*Request*.
Output the entries word for word. Omit images.

-- Start of Supplied material --

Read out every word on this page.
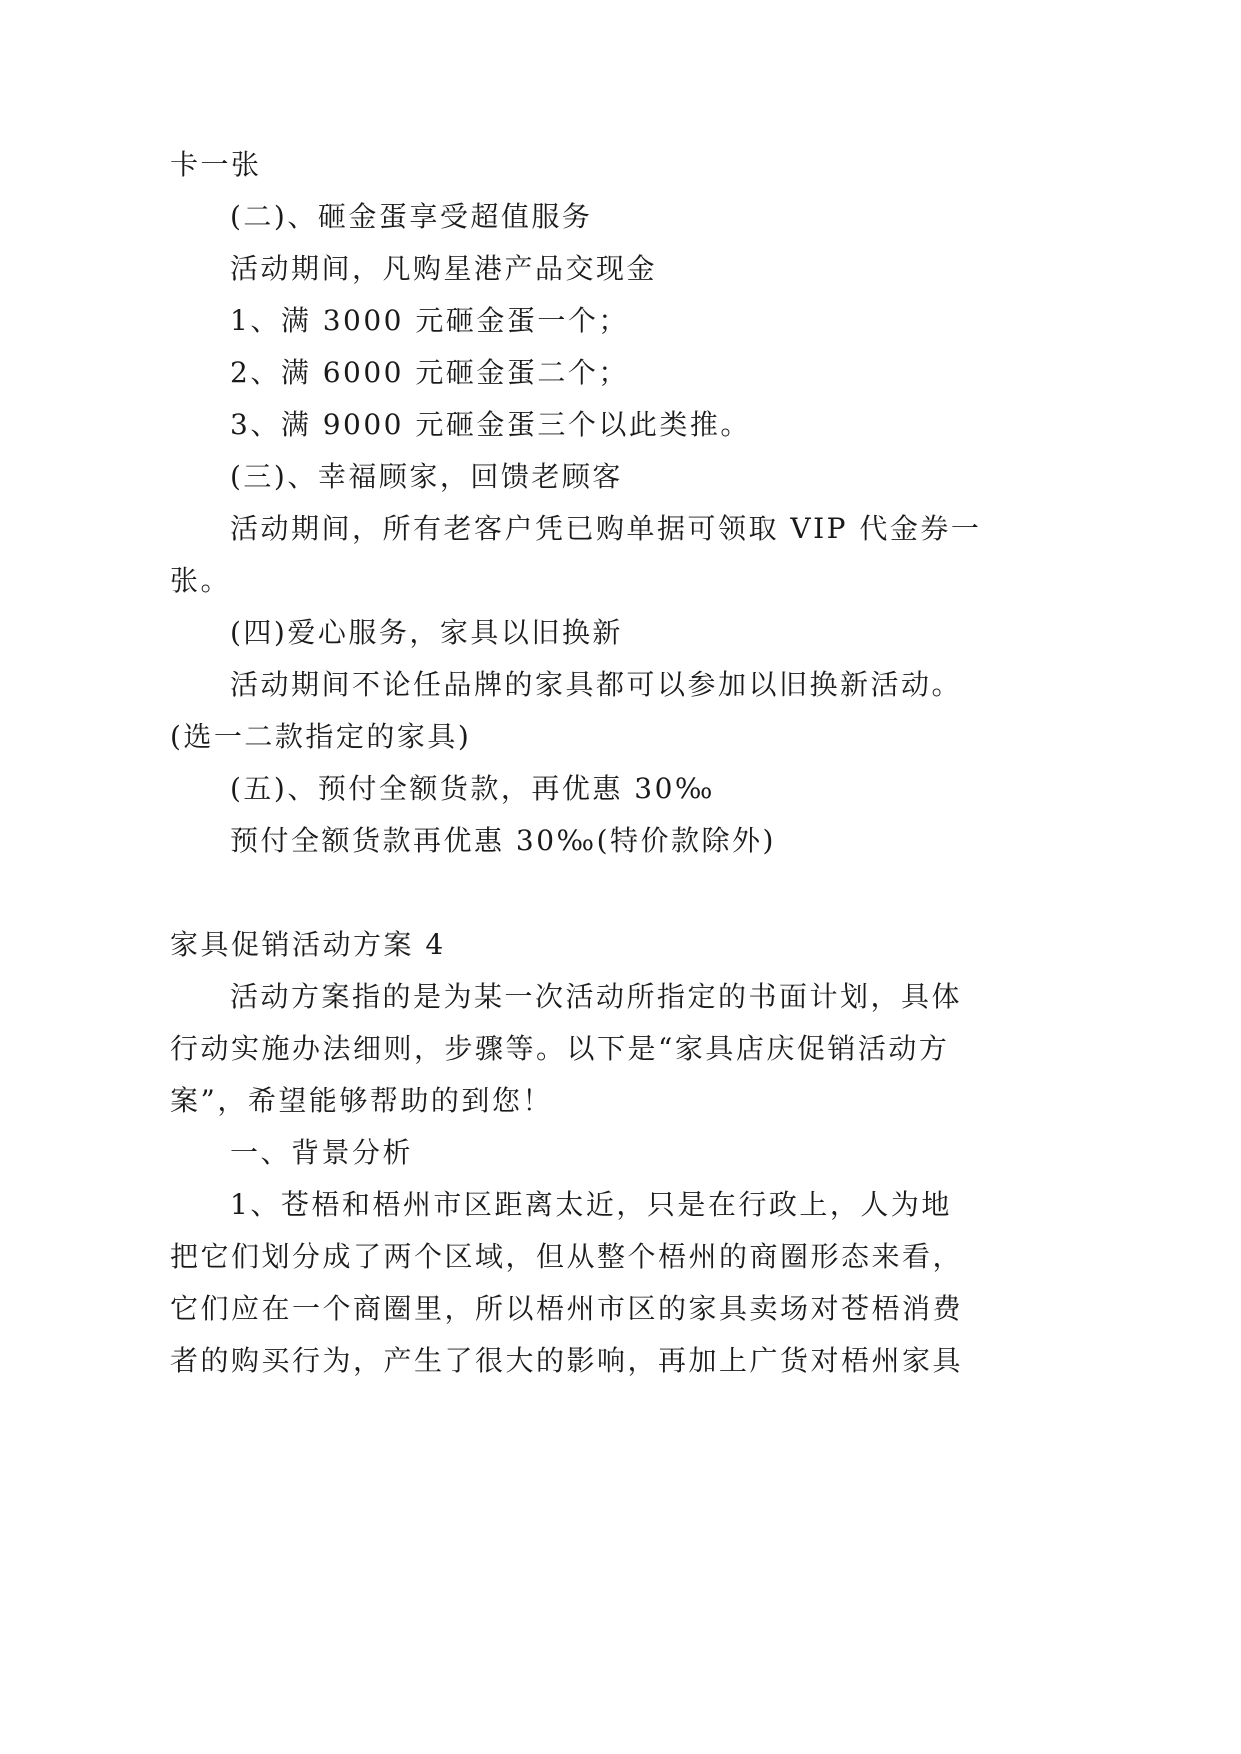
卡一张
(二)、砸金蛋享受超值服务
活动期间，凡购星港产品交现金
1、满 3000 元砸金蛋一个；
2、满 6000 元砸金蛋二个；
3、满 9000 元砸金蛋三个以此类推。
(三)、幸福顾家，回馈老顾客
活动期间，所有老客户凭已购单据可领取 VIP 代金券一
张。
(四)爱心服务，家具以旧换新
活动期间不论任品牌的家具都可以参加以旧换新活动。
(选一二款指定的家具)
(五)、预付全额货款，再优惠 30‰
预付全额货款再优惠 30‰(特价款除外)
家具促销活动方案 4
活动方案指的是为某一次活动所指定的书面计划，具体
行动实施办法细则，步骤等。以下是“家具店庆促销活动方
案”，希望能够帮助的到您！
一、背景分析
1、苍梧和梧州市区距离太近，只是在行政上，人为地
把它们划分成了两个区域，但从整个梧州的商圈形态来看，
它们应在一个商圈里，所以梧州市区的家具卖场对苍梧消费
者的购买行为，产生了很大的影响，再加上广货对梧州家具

-- End of Supplied material --

*Solution for this problem*.
Read out every word on this page.
卡一张
(二)、砸金蛋享受超值服务
活动期间，凡购星港产品交现金
1、满 3000 元砸金蛋一个；
2、满 6000 元砸金蛋二个；
3、满 9000 元砸金蛋三个以此类推。
(三)、幸福顾家，回馈老顾客
活动期间，所有老客户凭已购单据可领取 VIP 代金券一
张。
(四)爱心服务，家具以旧换新
活动期间不论任品牌的家具都可以参加以旧换新活动。
(选一二款指定的家具)
(五)、预付全额货款，再优惠 30‰
预付全额货款再优惠 30‰(特价款除外)
家具促销活动方案 4
活动方案指的是为某一次活动所指定的书面计划，具体
行动实施办法细则，步骤等。以下是“家具店庆促销活动方
案”，希望能够帮助的到您！
一、背景分析
1、苍梧和梧州市区距离太近，只是在行政上，人为地
把它们划分成了两个区域，但从整个梧州的商圈形态来看，
它们应在一个商圈里，所以梧州市区的家具卖场对苍梧消费
者的购买行为，产生了很大的影响，再加上广货对梧州家具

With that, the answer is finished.